THE RECORDS:
>>>>>

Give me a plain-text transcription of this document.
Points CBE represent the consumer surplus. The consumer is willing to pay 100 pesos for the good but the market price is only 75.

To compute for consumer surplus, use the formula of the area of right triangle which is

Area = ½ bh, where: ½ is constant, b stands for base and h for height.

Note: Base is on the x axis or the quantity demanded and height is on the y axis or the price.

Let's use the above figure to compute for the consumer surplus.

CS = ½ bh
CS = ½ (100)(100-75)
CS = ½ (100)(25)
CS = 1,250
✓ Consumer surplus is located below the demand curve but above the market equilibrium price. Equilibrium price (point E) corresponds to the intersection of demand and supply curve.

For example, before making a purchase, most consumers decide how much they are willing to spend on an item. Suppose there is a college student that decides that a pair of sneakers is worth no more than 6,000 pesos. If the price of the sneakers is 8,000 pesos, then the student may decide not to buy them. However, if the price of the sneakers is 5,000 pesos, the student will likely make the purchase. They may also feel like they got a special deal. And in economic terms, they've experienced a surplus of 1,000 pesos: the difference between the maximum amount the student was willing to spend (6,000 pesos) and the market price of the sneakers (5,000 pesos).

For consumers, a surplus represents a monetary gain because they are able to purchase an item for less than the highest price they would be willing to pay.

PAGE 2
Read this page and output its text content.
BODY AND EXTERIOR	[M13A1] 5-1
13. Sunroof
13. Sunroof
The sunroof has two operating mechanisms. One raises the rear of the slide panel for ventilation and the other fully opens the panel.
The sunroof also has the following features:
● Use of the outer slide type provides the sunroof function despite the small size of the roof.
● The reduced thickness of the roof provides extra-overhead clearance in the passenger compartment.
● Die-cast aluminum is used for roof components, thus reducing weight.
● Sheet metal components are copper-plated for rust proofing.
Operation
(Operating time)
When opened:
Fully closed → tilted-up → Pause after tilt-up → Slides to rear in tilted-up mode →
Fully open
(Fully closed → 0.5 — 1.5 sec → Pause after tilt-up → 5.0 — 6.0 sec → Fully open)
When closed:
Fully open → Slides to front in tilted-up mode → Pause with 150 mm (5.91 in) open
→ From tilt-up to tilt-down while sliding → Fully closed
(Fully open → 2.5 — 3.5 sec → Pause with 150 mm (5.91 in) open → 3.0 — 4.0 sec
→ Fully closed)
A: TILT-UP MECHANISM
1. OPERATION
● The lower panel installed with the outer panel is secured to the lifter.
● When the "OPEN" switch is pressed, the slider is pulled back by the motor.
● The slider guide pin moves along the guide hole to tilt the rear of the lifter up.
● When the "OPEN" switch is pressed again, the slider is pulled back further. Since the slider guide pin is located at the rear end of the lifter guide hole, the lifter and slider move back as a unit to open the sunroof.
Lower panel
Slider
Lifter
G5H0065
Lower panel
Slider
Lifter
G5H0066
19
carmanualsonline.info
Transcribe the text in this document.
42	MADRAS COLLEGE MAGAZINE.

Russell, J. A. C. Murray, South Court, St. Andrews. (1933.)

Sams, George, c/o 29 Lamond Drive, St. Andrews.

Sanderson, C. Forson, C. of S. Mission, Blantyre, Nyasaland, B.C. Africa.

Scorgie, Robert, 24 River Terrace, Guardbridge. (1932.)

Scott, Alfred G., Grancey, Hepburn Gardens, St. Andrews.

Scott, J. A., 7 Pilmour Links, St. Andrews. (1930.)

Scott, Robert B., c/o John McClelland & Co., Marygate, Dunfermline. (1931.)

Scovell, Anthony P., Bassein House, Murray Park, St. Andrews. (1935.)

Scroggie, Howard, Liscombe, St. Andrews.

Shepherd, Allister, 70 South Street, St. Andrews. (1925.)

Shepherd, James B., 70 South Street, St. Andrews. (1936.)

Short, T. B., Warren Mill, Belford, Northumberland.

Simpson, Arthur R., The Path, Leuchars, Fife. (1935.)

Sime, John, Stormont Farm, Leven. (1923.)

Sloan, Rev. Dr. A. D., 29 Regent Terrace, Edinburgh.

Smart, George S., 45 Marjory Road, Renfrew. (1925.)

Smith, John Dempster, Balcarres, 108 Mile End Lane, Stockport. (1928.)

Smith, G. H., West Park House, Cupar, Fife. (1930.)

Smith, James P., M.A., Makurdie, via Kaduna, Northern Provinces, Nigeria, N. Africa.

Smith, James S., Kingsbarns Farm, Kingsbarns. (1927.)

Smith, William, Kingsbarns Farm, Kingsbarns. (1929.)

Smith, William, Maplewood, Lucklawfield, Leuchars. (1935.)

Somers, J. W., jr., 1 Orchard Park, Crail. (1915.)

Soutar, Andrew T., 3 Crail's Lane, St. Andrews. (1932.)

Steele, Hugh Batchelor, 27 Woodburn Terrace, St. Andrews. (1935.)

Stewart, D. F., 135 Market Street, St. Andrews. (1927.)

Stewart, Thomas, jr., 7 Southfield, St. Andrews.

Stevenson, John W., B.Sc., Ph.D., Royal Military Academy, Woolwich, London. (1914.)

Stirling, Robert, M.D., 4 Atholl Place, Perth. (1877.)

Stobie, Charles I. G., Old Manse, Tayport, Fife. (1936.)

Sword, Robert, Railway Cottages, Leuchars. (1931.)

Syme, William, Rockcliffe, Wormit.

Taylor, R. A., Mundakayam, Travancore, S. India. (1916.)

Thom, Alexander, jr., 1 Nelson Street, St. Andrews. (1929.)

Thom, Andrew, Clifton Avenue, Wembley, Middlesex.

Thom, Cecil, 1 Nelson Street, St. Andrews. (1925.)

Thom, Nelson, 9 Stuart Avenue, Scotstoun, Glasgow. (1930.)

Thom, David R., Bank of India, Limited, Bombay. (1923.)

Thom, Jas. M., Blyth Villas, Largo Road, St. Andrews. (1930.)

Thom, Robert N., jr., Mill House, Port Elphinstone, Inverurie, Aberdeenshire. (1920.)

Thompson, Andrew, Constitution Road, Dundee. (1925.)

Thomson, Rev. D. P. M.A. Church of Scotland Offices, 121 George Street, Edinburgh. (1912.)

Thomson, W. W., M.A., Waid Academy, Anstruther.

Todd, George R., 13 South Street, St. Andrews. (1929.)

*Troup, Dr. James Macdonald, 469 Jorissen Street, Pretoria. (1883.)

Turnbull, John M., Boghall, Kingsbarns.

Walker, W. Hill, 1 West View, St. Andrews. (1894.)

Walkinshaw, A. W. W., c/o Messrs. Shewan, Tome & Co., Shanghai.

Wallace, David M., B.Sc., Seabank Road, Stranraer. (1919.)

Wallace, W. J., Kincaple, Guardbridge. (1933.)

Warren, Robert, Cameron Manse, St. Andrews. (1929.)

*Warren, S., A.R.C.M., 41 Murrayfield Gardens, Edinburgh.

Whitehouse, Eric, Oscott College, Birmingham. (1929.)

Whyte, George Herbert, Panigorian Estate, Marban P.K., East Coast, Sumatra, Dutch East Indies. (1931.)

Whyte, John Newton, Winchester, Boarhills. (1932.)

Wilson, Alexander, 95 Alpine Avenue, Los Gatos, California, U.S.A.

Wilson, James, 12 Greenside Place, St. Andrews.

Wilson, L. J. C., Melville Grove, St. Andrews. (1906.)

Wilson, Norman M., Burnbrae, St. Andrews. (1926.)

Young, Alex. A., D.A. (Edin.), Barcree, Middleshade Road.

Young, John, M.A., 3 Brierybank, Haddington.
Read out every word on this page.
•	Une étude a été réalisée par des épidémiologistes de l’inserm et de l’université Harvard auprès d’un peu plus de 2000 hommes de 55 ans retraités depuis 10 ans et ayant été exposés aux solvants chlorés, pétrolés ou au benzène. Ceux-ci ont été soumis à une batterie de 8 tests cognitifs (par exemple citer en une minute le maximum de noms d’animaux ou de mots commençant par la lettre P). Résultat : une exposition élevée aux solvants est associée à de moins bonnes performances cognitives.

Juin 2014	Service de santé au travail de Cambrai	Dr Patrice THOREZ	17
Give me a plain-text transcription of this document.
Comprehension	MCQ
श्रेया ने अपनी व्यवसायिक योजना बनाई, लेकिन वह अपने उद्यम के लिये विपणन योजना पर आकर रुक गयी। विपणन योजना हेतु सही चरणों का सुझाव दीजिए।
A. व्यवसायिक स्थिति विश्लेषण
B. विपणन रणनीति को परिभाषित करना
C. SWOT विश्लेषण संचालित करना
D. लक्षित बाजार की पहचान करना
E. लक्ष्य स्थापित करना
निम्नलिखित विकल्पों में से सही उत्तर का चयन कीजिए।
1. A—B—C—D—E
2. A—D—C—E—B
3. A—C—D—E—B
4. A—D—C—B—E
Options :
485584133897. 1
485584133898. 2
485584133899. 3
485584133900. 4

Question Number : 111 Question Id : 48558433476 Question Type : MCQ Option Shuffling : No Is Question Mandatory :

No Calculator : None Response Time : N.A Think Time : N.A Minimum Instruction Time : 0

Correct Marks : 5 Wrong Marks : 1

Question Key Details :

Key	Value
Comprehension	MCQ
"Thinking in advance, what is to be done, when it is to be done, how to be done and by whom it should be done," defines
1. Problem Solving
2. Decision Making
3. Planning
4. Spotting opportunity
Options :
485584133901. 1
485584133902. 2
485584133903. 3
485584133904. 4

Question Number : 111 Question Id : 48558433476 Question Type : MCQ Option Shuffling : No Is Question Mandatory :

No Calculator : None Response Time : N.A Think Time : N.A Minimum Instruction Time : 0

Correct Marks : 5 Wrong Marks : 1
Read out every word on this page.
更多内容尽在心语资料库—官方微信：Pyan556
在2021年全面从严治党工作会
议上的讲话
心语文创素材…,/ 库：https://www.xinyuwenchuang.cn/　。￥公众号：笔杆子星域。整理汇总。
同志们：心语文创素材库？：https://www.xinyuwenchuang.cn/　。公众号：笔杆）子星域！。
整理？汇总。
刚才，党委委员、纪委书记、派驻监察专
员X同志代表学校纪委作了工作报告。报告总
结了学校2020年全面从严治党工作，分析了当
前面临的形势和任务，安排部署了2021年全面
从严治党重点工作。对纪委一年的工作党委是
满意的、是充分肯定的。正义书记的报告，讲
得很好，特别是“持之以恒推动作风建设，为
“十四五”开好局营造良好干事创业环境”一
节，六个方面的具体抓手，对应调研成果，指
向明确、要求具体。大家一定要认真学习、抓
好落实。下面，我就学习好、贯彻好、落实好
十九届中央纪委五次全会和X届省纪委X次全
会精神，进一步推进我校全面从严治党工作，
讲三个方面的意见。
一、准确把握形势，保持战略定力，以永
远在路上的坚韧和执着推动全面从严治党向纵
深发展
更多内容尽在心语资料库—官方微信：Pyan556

<<<<<

WHAT IS EXPECTED:
Scan the lines above for "Leuchars", then copy every one that has it.

REPLY:
Simpson, Arthur R., The Path, Leuchars, Fife. (1935.)
Smith, William, Maplewood, Lucklawfield, Leuchars. (1935.)
Sword, Robert, Railway Cottages, Leuchars. (1931.)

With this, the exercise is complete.